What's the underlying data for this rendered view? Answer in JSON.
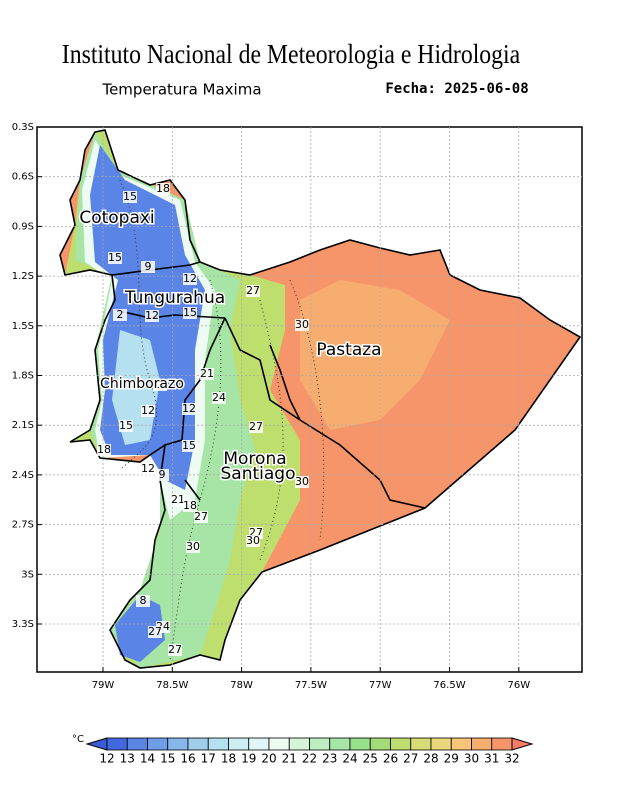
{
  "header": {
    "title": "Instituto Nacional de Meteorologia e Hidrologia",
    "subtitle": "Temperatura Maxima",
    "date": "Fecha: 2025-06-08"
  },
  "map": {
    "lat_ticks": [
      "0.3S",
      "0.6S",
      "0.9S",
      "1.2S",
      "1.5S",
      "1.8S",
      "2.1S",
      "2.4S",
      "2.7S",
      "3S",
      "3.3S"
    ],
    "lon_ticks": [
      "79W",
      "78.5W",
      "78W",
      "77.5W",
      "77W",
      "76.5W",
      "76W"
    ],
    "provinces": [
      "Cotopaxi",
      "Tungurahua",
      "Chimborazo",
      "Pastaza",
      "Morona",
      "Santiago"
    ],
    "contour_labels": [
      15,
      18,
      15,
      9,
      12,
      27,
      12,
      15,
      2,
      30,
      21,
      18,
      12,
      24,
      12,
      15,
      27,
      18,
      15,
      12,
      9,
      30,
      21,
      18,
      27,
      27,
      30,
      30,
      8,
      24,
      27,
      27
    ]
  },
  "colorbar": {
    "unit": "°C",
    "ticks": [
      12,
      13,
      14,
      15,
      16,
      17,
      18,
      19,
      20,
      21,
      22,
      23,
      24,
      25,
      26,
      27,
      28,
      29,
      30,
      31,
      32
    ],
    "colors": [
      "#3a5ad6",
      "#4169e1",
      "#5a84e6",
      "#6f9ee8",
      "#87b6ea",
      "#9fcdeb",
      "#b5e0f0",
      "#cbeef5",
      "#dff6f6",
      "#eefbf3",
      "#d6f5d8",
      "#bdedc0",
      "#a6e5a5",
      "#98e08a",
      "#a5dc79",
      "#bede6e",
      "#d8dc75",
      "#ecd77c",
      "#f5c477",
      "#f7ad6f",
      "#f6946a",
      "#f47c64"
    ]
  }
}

══════════════════════════════

* **EXERCISE DETAILS**: Leave out the pictures and transcribe the entries above exactly.

* **TASK SOLUTION**:
What's the underlying data for this rendered view? Answer in JSON.
{
  "header": {
    "title": "Instituto Nacional de Meteorologia e Hidrologia",
    "subtitle": "Temperatura Maxima",
    "date": "Fecha: 2025-06-08"
  },
  "map": {
    "lat_ticks": [
      "0.3S",
      "0.6S",
      "0.9S",
      "1.2S",
      "1.5S",
      "1.8S",
      "2.1S",
      "2.4S",
      "2.7S",
      "3S",
      "3.3S"
    ],
    "lon_ticks": [
      "79W",
      "78.5W",
      "78W",
      "77.5W",
      "77W",
      "76.5W",
      "76W"
    ],
    "provinces": [
      "Cotopaxi",
      "Tungurahua",
      "Chimborazo",
      "Pastaza",
      "Morona",
      "Santiago"
    ],
    "contour_labels": [
      15,
      18,
      15,
      9,
      12,
      27,
      12,
      15,
      2,
      30,
      21,
      18,
      12,
      24,
      12,
      15,
      27,
      18,
      15,
      12,
      9,
      30,
      21,
      18,
      27,
      27,
      30,
      30,
      8,
      24,
      27,
      27
    ]
  },
  "colorbar": {
    "unit": "°C",
    "ticks": [
      12,
      13,
      14,
      15,
      16,
      17,
      18,
      19,
      20,
      21,
      22,
      23,
      24,
      25,
      26,
      27,
      28,
      29,
      30,
      31,
      32
    ],
    "colors": [
      "#3a5ad6",
      "#4169e1",
      "#5a84e6",
      "#6f9ee8",
      "#87b6ea",
      "#9fcdeb",
      "#b5e0f0",
      "#cbeef5",
      "#dff6f6",
      "#eefbf3",
      "#d6f5d8",
      "#bdedc0",
      "#a6e5a5",
      "#98e08a",
      "#a5dc79",
      "#bede6e",
      "#d8dc75",
      "#ecd77c",
      "#f5c477",
      "#f7ad6f",
      "#f6946a",
      "#f47c64"
    ]
  }
}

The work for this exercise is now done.